Given task 1.
In the alternator text, starting with "In Fig. 14.14A" and going on through "current in an anticlockwise direction.", change every "lines of flux" to "flux lines" and give that part again.
Given task 2.
Write what comes next in the text on how an alternator works, picking up after its last sentence.

Working principle of the alternator

Working principle of an alternator. 

Principle of Operation

Fig. 14.14. Basic single-loop alternator.

 In Fig. 14.14A the magnet rotates clockwise with its North Pole on the left-hand side and the South Pole on the right-hand side of the iron yoke. The lines of flux circulate round the yoke in a clockwise direction from the North to the South Pole. Also, the movement of the magnet causes the lines of flux to cut through the conductors and the induced voltage produces a flow of current in the conductor loop in a clockwise direction.
In Fig. 14.14B the magnet is now rotated a further half revolution so that the position of the magnet poles is reversed, with the North Pole being on the right-hand side of the yoke and the South Pole on the left-hand side. As a result, the direction of the lines of flux round the yoke is in an anticlockwise direction. This reverses the direction of flow of the generated current in an anticlockwise direction.
Thus due to the rotation of the magnet, the yoke poles continually change their north and south polarities. Consequently, the direction of the flux-path lines is constantly reversed so that the current in the conductors continuously changes from a maximum value in one direction to a maximum value in the opposite direction. A current with repeatedly changing of its direction of flow is termed as an alternating current (AC). With a two pole magnet the change of its
direction takes place once in every complete revolution of the magnet. The output produced by one complete revolution is called as an alternating-current cycle. 14.8.2. Construction
The alternators in practice use many conductor windings around a ring shaped yoke, known as the stator windings and the stator yoke (Fig. 14.15A). Also the rotor is made in two halves to reduce the voltage fluctuation further, and each half has several segment poles of like polarity so that when they are fitted together they form a ring of alternating North and South Poles (Fig. 14.15B).

Data extract.
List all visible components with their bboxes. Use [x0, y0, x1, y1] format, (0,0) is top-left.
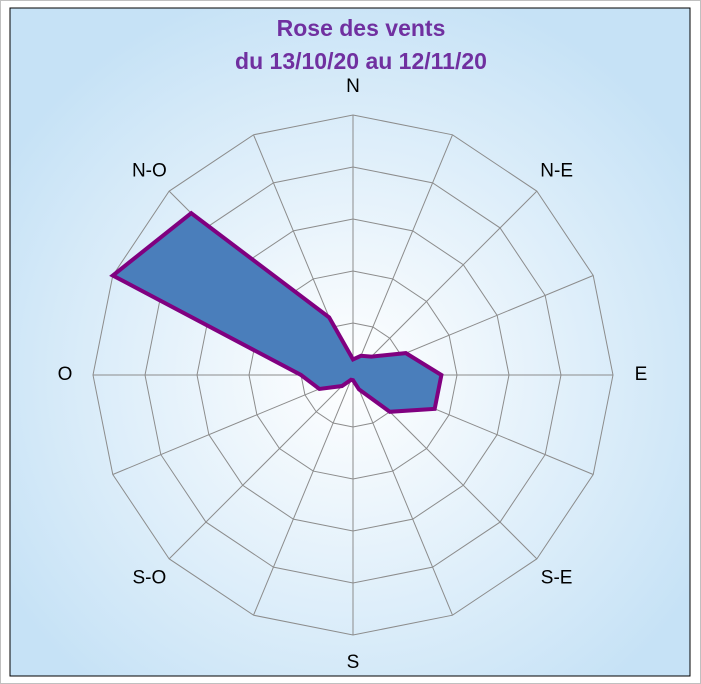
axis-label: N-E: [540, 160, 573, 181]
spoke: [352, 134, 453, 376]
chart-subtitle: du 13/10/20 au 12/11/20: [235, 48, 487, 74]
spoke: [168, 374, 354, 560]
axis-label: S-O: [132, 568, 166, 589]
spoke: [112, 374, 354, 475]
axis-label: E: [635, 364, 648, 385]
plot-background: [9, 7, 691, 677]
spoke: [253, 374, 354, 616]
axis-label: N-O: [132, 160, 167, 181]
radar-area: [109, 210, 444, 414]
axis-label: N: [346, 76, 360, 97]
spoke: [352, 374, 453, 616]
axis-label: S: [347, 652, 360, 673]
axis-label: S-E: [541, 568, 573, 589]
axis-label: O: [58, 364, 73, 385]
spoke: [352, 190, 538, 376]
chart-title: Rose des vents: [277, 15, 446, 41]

Final answer 1.
In Fig. 14.14A the magnet rotates clockwise with its North Pole on the left-hand side and the South Pole on the right-hand side of the iron yoke. The flux lines circulate round the yoke in a clockwise direction from the North to the South Pole. Also, the movement of the magnet causes the flux lines to cut through the conductors and the induced voltage produces a flow of current in the conductor loop in a clockwise direction.
In Fig. 14.14B the magnet is now rotated a further half revolution so that the position of the magnet poles is reversed, with the North Pole being on the right-hand side of the yoke and the South Pole on the left-hand side. As a result, the direction of the flux lines round the yoke is in an anticlockwise direction. This reverses the direction of flow of the generated current in an anticlockwise direction.

Final answer 2.
Fig. 14.15. Alternator. A. Section view. B. Pictorial view of rotor and stator.
An exploded view of a typical alternator (Lucas) is shown in Fig. 14.16. This alternator is a 3-phase, 12 pole machine having a rectifier and micro-electronic regulator. The casing of the alternator is made of lightweight aluminium alloy, and it contains :
(i) the rotor to form the magnetic poles,
(ii) the stator to carry the windings in which the current in generated, (Hi) the rectifier pack to convert AC and DC, and
(iv) the regulator to limit the output voltage.

Fig. 14.16. Exploded view of alternato

Rotor.

 The rotor has a field winding, wound around an iron core and pressed on to a shaft. An iron claw is placed at each end of the core to form 12 magnetic poles. Each claw has 6 fingers to form separately North Poles and South Poles (Fig. 14.17).
The magnet excitation winding is wound around a soft-iron core. Two carbon brushes rub on two copper slip rings, and make contact with the windings. Two types of brush arrangement in use are ;
(a) Cylindrical or barrel type in which two slip rings are placed side-by-side.
(6) Face type in which the two brushes are fitted coaxially with the shaft.
The rotor is driven by the crankshaft through a vee-belt-pulley and Woodruff-type key. Since alternators are operated for speeds up to 15,000 rpm, and because the belt tension must be sufficient to prevent slip at this high speed, the rotor is supported on ball bearings. These bearings are lubricated and sealed for its life period. A centrifugal fan fitted adjacent to the pulley circulates air through the machine to cool the semiconductor devices used in the sys­tem and to prevent overheating of the windings.

Fig. 14.17. Rotor construction.
Stator. The stator is a laminated soft-iron member attached rigidly to the casing which carries three sets of stator windings (Fig. 14.18). The coils of comparatively heavy-gauge enamelled copper wire form the stator windings and are arranged so that separate AC waveforms are induced in each winding when cut by the changing magnetic flux. The two ways in which the three sets of windings can be interconnected are (i) Star and (ii) Delta.

Fig. 14.18. Stator construction.<
Fig. 14.19. Stator windings.
Both types of stator windings are shown in Fig. 14.19. In the Star arrangements, one end of the three windings is connected together and the output current is supplied from the ends A, B and C. In the Delta arrangement the three windings are connected in the form of the Greek letter ‘A’ and the output is again taken from points A, B and C.
The main difference between the two connections is in the magnitude of the output. In the Star arrangement the voltage between any two output points is the sum of the emf induced in two associated windings, whereas the voltage from the Delta arrangement is limited to the emf induced in a single winding only. For a given speed and flux density,
Voltage output from star winding = 1.732 x voltage output from Delta winding.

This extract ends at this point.